Aim of the task
Output every line below without omitting or altering anything.

(Dataset excerpt)
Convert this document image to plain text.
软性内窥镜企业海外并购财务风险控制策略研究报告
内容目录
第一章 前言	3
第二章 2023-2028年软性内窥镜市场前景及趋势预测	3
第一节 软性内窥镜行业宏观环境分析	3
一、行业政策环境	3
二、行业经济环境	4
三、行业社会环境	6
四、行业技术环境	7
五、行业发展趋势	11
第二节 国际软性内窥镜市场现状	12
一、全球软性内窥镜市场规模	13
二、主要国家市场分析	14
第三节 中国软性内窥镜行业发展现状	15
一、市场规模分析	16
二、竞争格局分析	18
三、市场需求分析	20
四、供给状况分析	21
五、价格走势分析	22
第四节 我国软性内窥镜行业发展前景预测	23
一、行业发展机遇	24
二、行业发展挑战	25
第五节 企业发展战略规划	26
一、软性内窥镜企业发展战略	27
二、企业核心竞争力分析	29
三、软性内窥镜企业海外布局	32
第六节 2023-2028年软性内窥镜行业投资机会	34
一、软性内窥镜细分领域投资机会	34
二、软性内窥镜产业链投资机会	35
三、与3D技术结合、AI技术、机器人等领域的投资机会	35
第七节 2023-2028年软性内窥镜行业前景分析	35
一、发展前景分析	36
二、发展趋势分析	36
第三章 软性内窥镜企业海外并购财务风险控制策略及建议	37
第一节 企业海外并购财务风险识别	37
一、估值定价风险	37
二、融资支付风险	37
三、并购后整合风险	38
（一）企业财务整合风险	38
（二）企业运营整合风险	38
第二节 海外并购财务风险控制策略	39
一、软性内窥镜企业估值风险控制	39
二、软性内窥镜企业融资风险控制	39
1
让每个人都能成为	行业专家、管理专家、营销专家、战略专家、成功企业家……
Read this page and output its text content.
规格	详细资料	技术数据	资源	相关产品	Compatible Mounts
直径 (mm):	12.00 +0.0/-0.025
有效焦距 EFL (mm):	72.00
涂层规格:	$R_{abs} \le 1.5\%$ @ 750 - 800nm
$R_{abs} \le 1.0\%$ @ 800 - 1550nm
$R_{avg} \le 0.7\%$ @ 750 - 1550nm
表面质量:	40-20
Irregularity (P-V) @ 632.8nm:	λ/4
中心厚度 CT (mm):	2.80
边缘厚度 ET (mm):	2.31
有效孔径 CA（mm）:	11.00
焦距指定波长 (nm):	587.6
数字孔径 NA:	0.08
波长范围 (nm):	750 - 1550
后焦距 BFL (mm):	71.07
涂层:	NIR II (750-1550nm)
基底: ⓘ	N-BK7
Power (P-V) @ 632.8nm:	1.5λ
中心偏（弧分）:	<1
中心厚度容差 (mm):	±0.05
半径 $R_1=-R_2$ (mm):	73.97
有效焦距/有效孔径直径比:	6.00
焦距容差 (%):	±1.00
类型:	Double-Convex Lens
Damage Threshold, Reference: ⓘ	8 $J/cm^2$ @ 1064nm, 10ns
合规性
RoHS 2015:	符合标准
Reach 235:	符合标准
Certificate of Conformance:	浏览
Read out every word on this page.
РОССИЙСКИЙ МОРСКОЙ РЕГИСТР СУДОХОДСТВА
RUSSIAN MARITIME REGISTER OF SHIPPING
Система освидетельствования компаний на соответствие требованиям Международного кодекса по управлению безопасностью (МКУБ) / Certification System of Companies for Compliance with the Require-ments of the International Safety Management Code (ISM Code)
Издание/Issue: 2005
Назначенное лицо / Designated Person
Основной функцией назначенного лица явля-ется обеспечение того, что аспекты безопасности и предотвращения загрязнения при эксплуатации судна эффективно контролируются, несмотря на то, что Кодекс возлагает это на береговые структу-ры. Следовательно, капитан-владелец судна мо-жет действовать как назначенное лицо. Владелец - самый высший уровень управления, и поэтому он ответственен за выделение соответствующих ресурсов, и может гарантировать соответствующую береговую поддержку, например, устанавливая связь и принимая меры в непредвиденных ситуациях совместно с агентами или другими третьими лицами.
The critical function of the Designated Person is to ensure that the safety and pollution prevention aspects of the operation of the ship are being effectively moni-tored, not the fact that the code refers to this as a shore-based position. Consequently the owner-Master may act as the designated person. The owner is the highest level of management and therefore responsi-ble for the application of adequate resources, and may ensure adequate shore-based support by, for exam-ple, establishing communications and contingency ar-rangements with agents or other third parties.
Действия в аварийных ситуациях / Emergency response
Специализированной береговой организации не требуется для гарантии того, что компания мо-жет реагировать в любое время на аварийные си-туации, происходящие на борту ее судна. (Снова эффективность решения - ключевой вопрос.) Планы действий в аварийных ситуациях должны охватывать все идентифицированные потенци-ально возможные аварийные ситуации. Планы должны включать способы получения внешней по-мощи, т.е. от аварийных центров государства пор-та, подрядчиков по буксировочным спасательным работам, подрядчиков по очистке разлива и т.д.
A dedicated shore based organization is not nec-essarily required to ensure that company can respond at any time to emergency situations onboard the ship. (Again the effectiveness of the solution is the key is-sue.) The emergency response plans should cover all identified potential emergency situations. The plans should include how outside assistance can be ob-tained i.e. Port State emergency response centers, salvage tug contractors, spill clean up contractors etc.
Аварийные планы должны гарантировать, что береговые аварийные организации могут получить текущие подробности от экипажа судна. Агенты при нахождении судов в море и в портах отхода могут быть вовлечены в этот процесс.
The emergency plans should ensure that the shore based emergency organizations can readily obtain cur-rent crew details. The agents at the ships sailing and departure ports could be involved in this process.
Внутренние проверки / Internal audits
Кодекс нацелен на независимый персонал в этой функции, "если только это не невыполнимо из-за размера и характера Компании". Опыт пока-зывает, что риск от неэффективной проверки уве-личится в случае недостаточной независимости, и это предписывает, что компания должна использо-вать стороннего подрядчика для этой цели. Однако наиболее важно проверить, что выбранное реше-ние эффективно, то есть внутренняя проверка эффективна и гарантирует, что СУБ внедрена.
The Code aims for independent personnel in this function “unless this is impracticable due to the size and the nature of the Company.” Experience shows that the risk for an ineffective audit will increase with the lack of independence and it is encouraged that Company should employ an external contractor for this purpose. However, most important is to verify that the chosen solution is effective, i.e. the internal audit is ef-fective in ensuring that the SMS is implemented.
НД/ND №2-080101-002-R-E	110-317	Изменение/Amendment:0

Response to the task
Convert this document image to plain text.
软性内窥镜企业海外并购财务风险控制策略研究报告
内容目录
第一章 前言	3
第二章 2023-2028年软性内窥镜市场前景及趋势预测	3
第一节 软性内窥镜行业宏观环境分析	3
一、行业政策环境	3
二、行业经济环境	4
三、行业社会环境	6
四、行业技术环境	7
五、行业发展趋势	11
第二节 国际软性内窥镜市场现状	12
一、全球软性内窥镜市场规模	13
二、主要国家市场分析	14
第三节 中国软性内窥镜行业发展现状	15
一、市场规模分析	16
二、竞争格局分析	18
三、市场需求分析	20
四、供给状况分析	21
五、价格走势分析	22
第四节 我国软性内窥镜行业发展前景预测	23
一、行业发展机遇	24
二、行业发展挑战	25
第五节 企业发展战略规划	26
一、软性内窥镜企业发展战略	27
二、企业核心竞争力分析	29
三、软性内窥镜企业海外布局	32
第六节 2023-2028年软性内窥镜行业投资机会	34
一、软性内窥镜细分领域投资机会	34
二、软性内窥镜产业链投资机会	35
三、与3D技术结合、AI技术、机器人等领域的投资机会	35
第七节 2023-2028年软性内窥镜行业前景分析	35
一、发展前景分析	36
二、发展趋势分析	36
第三章 软性内窥镜企业海外并购财务风险控制策略及建议	37
第一节 企业海外并购财务风险识别	37
一、估值定价风险	37
二、融资支付风险	37
三、并购后整合风险	38
（一）企业财务整合风险	38
（二）企业运营整合风险	38
第二节 海外并购财务风险控制策略	39
一、软性内窥镜企业估值风险控制	39
二、软性内窥镜企业融资风险控制	39
1
让每个人都能成为	行业专家、管理专家、营销专家、战略专家、成功企业家……
Read this page and output its text content.
规格	详细资料	技术数据	资源	相关产品	Compatible Mounts
直径 (mm):	12.00 +0.0/-0.025
有效焦距 EFL (mm):	72.00
涂层规格:	$R_{abs} \le 1.5\%$ @ 750 - 800nm
$R_{abs} \le 1.0\%$ @ 800 - 1550nm
$R_{avg} \le 0.7\%$ @ 750 - 1550nm
表面质量:	40-20
Irregularity (P-V) @ 632.8nm:	λ/4
中心厚度 CT (mm):	2.80
边缘厚度 ET (mm):	2.31
有效孔径 CA（mm）:	11.00
焦距指定波长 (nm):	587.6
数字孔径 NA:	0.08
波长范围 (nm):	750 - 1550
后焦距 BFL (mm):	71.07
涂层:	NIR II (750-1550nm)
基底: ⓘ	N-BK7
Power (P-V) @ 632.8nm:	1.5λ
中心偏（弧分）:	<1
中心厚度容差 (mm):	±0.05
半径 $R_1=-R_2$ (mm):	73.97
有效焦距/有效孔径直径比:	6.00
焦距容差 (%):	±1.00
类型:	Double-Convex Lens
Damage Threshold, Reference: ⓘ	8 $J/cm^2$ @ 1064nm, 10ns
合规性
RoHS 2015:	符合标准
Reach 235:	符合标准
Certificate of Conformance:	浏览
Read out every word on this page.
РОССИЙСКИЙ МОРСКОЙ РЕГИСТР СУДОХОДСТВА
RUSSIAN MARITIME REGISTER OF SHIPPING
Система освидетельствования компаний на соответствие требованиям Международного кодекса по управлению безопасностью (МКУБ) / Certification System of Companies for Compliance with the Require-ments of the International Safety Management Code (ISM Code)
Издание/Issue: 2005
Назначенное лицо / Designated Person
Основной функцией назначенного лица явля-ется обеспечение того, что аспекты безопасности и предотвращения загрязнения при эксплуатации судна эффективно контролируются, несмотря на то, что Кодекс возлагает это на береговые структу-ры. Следовательно, капитан-владелец судна мо-жет действовать как назначенное лицо. Владелец - самый высший уровень управления, и поэтому он ответственен за выделение соответствующих ресурсов, и может гарантировать соответствующую береговую поддержку, например, устанавливая связь и принимая меры в непредвиденных ситуациях совместно с агентами или другими третьими лицами.
The critical function of the Designated Person is to ensure that the safety and pollution prevention aspects of the operation of the ship are being effectively moni-tored, not the fact that the code refers to this as a shore-based position. Consequently the owner-Master may act as the designated person. The owner is the highest level of management and therefore responsi-ble for the application of adequate resources, and may ensure adequate shore-based support by, for exam-ple, establishing communications and contingency ar-rangements with agents or other third parties.
Действия в аварийных ситуациях / Emergency response
Специализированной береговой организации не требуется для гарантии того, что компания мо-жет реагировать в любое время на аварийные си-туации, происходящие на борту ее судна. (Снова эффективность решения - ключевой вопрос.) Планы действий в аварийных ситуациях должны охватывать все идентифицированные потенци-ально возможные аварийные ситуации. Планы должны включать способы получения внешней по-мощи, т.е. от аварийных центров государства пор-та, подрядчиков по буксировочным спасательным работам, подрядчиков по очистке разлива и т.д.
A dedicated shore based organization is not nec-essarily required to ensure that company can respond at any time to emergency situations onboard the ship. (Again the effectiveness of the solution is the key is-sue.) The emergency response plans should cover all identified potential emergency situations. The plans should include how outside assistance can be ob-tained i.e. Port State emergency response centers, salvage tug contractors, spill clean up contractors etc.
Аварийные планы должны гарантировать, что береговые аварийные организации могут получить текущие подробности от экипажа судна. Агенты при нахождении судов в море и в портах отхода могут быть вовлечены в этот процесс.
The emergency plans should ensure that the shore based emergency organizations can readily obtain cur-rent crew details. The agents at the ships sailing and departure ports could be involved in this process.
Внутренние проверки / Internal audits
Кодекс нацелен на независимый персонал в этой функции, "если только это не невыполнимо из-за размера и характера Компании". Опыт пока-зывает, что риск от неэффективной проверки уве-личится в случае недостаточной независимости, и это предписывает, что компания должна использо-вать стороннего подрядчика для этой цели. Однако наиболее важно проверить, что выбранное реше-ние эффективно, то есть внутренняя проверка эффективна и гарантирует, что СУБ внедрена.
The Code aims for independent personnel in this function “unless this is impracticable due to the size and the nature of the Company.” Experience shows that the risk for an ineffective audit will increase with the lack of independence and it is encouraged that Company should employ an external contractor for this purpose. However, most important is to verify that the chosen solution is effective, i.e. the internal audit is ef-fective in ensuring that the SMS is implemented.
НД/ND №2-080101-002-R-E	110-317	Изменение/Amendment:0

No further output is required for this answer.